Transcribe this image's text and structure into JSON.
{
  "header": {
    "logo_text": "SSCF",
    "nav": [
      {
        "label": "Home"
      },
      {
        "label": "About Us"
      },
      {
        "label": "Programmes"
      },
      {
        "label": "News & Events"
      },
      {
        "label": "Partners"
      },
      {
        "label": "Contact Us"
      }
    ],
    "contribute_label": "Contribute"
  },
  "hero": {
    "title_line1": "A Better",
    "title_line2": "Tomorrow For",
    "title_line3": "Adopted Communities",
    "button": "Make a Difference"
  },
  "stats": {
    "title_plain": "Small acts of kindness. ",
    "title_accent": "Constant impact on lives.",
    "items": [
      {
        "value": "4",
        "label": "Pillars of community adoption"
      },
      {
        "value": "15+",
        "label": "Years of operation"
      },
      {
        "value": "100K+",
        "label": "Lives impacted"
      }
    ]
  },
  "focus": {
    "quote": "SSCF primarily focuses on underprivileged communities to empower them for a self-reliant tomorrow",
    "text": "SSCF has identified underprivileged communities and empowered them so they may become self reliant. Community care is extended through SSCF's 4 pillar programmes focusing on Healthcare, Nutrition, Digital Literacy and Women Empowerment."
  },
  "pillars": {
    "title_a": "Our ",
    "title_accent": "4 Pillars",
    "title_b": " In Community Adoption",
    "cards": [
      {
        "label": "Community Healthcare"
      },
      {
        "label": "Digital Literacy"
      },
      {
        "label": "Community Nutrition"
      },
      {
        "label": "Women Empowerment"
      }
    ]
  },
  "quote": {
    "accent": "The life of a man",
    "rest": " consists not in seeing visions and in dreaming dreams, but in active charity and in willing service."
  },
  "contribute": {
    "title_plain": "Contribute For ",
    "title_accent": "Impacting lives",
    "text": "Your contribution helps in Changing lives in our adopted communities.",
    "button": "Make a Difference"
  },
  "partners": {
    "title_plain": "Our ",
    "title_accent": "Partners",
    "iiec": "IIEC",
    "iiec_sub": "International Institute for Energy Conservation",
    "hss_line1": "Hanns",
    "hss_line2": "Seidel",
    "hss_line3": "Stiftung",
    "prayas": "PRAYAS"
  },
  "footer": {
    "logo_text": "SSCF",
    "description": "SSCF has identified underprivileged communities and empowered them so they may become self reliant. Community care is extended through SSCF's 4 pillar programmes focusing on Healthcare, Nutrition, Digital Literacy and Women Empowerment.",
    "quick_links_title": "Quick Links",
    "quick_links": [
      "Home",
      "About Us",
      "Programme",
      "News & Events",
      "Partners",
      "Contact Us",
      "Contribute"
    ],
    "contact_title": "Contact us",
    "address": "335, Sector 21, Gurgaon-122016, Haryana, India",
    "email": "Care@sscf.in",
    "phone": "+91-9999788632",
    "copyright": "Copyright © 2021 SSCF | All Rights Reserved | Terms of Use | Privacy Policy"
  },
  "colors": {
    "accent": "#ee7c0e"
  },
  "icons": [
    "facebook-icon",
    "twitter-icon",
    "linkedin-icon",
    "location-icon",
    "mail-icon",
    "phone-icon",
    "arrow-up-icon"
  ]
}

··········

> _Exercise instructions_
Nothing may be left out: return each entry exactly as it reads.

> _Complete response_
Transcribe this image's text and structure into JSON.
{
  "header": {
    "logo_text": "SSCF",
    "nav": [
      {
        "label": "Home"
      },
      {
        "label": "About Us"
      },
      {
        "label": "Programmes"
      },
      {
        "label": "News & Events"
      },
      {
        "label": "Partners"
      },
      {
        "label": "Contact Us"
      }
    ],
    "contribute_label": "Contribute"
  },
  "hero": {
    "title_line1": "A Better",
    "title_line2": "Tomorrow For",
    "title_line3": "Adopted Communities",
    "button": "Make a Difference"
  },
  "stats": {
    "title_plain": "Small acts of kindness. ",
    "title_accent": "Constant impact on lives.",
    "items": [
      {
        "value": "4",
        "label": "Pillars of community adoption"
      },
      {
        "value": "15+",
        "label": "Years of operation"
      },
      {
        "value": "100K+",
        "label": "Lives impacted"
      }
    ]
  },
  "focus": {
    "quote": "SSCF primarily focuses on underprivileged communities to empower them for a self-reliant tomorrow",
    "text": "SSCF has identified underprivileged communities and empowered them so they may become self reliant. Community care is extended through SSCF's 4 pillar programmes focusing on Healthcare, Nutrition, Digital Literacy and Women Empowerment."
  },
  "pillars": {
    "title_a": "Our ",
    "title_accent": "4 Pillars",
    "title_b": " In Community Adoption",
    "cards": [
      {
        "label": "Community Healthcare"
      },
      {
        "label": "Digital Literacy"
      },
      {
        "label": "Community Nutrition"
      },
      {
        "label": "Women Empowerment"
      }
    ]
  },
  "quote": {
    "accent": "The life of a man",
    "rest": " consists not in seeing visions and in dreaming dreams, but in active charity and in willing service."
  },
  "contribute": {
    "title_plain": "Contribute For ",
    "title_accent": "Impacting lives",
    "text": "Your contribution helps in Changing lives in our adopted communities.",
    "button": "Make a Difference"
  },
  "partners": {
    "title_plain": "Our ",
    "title_accent": "Partners",
    "iiec": "IIEC",
    "iiec_sub": "International Institute for Energy Conservation",
    "hss_line1": "Hanns",
    "hss_line2": "Seidel",
    "hss_line3": "Stiftung",
    "prayas": "PRAYAS"
  },
  "footer": {
    "logo_text": "SSCF",
    "description": "SSCF has identified underprivileged communities and empowered them so they may become self reliant. Community care is extended through SSCF's 4 pillar programmes focusing on Healthcare, Nutrition, Digital Literacy and Women Empowerment.",
    "quick_links_title": "Quick Links",
    "quick_links": [
      "Home",
      "About Us",
      "Programme",
      "News & Events",
      "Partners",
      "Contact Us",
      "Contribute"
    ],
    "contact_title": "Contact us",
    "address": "335, Sector 21, Gurgaon-122016, Haryana, India",
    "email": "Care@sscf.in",
    "phone": "+91-9999788632",
    "copyright": "Copyright © 2021 SSCF | All Rights Reserved | Terms of Use | Privacy Policy"
  },
  "colors": {
    "accent": "#ee7c0e"
  },
  "icons": [
    "facebook-icon",
    "twitter-icon",
    "linkedin-icon",
    "location-icon",
    "mail-icon",
    "phone-icon",
    "arrow-up-icon"
  ]
}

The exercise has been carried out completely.